--- START OF Input material ---

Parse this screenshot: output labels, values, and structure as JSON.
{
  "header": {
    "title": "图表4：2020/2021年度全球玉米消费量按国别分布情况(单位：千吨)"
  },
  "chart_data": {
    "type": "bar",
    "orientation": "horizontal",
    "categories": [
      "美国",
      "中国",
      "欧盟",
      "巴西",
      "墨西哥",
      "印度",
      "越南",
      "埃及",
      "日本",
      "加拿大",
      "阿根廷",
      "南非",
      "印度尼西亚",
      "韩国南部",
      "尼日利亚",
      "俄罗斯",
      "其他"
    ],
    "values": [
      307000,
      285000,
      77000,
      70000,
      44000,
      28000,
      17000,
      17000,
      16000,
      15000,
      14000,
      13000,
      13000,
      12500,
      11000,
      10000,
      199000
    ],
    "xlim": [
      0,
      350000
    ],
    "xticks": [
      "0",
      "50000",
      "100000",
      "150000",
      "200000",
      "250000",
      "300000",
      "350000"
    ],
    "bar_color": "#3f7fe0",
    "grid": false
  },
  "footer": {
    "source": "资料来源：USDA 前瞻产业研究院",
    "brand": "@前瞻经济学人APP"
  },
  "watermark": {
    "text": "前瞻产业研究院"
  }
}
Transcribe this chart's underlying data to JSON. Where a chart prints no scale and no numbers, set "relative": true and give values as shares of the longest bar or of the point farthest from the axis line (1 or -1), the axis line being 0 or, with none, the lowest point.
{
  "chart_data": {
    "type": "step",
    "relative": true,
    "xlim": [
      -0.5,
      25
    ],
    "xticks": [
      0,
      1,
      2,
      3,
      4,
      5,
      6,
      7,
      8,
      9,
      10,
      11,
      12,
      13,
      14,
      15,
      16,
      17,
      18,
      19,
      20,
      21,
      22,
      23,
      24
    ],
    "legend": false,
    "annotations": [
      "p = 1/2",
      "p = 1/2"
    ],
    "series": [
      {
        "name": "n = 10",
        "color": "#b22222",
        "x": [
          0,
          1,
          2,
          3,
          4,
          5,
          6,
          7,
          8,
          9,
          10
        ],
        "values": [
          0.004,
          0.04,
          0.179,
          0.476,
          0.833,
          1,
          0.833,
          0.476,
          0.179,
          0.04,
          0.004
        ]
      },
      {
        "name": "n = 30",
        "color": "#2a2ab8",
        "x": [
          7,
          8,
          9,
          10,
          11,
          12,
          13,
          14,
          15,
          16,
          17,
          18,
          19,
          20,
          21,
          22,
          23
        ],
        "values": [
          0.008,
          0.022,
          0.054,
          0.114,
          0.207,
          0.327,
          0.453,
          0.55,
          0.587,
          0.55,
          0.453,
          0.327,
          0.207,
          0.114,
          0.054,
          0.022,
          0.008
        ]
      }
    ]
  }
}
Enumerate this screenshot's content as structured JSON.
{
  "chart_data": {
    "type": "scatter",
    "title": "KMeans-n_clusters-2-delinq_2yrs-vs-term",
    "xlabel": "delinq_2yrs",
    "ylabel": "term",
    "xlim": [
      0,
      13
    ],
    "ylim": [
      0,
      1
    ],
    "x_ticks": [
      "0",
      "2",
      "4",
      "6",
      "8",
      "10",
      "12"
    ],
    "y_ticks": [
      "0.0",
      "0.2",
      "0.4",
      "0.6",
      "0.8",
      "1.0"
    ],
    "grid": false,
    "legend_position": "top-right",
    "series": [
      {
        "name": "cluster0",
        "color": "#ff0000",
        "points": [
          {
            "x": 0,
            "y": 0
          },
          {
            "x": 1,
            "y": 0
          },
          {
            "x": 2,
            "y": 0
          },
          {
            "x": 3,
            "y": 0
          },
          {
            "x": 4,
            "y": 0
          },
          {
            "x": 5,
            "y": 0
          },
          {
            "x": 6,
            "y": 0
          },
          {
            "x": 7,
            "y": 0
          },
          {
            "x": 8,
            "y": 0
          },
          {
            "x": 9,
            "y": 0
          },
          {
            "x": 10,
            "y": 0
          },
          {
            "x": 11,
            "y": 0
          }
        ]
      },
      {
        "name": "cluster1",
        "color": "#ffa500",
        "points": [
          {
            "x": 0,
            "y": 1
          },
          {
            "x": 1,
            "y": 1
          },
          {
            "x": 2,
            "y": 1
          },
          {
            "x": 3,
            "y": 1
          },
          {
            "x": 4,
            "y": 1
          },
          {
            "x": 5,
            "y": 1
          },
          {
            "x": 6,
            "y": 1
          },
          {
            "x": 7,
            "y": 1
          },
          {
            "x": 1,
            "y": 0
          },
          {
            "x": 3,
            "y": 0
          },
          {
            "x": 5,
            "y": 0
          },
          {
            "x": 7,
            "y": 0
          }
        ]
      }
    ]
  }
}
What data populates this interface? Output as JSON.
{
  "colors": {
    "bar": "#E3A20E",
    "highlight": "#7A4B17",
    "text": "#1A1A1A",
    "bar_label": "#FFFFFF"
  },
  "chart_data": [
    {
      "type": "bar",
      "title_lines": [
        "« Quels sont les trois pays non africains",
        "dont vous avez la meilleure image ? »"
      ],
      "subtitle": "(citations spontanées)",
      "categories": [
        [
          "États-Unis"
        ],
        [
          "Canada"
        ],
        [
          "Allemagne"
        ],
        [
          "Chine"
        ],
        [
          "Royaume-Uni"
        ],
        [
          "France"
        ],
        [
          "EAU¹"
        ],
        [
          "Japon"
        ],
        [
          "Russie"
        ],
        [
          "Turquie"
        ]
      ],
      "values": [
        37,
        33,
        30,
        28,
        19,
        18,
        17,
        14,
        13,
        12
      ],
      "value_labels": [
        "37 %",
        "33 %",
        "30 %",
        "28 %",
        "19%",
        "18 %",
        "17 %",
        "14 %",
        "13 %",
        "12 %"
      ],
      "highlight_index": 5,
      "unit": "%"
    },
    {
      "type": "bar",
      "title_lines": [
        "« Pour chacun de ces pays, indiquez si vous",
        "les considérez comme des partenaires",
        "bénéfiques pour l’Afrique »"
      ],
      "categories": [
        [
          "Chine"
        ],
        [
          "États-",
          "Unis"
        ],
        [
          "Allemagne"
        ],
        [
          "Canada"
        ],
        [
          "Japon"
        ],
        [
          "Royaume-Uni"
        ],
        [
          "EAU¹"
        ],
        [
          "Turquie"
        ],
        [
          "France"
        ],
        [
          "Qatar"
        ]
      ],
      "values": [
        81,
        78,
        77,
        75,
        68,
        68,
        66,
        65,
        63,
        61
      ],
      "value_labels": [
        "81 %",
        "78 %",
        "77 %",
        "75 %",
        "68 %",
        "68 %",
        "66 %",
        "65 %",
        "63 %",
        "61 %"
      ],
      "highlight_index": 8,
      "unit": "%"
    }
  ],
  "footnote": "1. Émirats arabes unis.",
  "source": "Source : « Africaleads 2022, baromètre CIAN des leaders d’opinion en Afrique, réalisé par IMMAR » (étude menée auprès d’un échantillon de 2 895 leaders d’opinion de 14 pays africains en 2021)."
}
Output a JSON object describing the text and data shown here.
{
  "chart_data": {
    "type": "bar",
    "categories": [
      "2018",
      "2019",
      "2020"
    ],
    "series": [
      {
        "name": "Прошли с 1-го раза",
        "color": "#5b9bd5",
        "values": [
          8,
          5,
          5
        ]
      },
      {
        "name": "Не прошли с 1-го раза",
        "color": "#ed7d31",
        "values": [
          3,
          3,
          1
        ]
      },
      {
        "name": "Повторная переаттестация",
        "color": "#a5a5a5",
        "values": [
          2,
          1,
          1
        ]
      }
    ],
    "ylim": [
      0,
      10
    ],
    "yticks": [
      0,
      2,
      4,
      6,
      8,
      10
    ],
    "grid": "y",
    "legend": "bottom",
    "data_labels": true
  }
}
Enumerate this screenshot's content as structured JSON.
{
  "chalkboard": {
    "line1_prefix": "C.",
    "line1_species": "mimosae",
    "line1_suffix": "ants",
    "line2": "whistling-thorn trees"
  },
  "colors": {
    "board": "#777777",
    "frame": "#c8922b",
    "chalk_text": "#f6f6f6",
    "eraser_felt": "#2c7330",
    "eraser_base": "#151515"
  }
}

--- END OF Input material ---

▶ What the task asks
Check each line of the records for "name" and copy the ones that contain it.

▶ Answer to this task
        "name": "n = 10",
        "name": "n = 30",
        "name": "cluster0",
        "name": "cluster1",
        "name": "Прошли с 1-го раза",
        "name": "Не прошли с 1-го раза",
        "name": "Повторная переаттестация",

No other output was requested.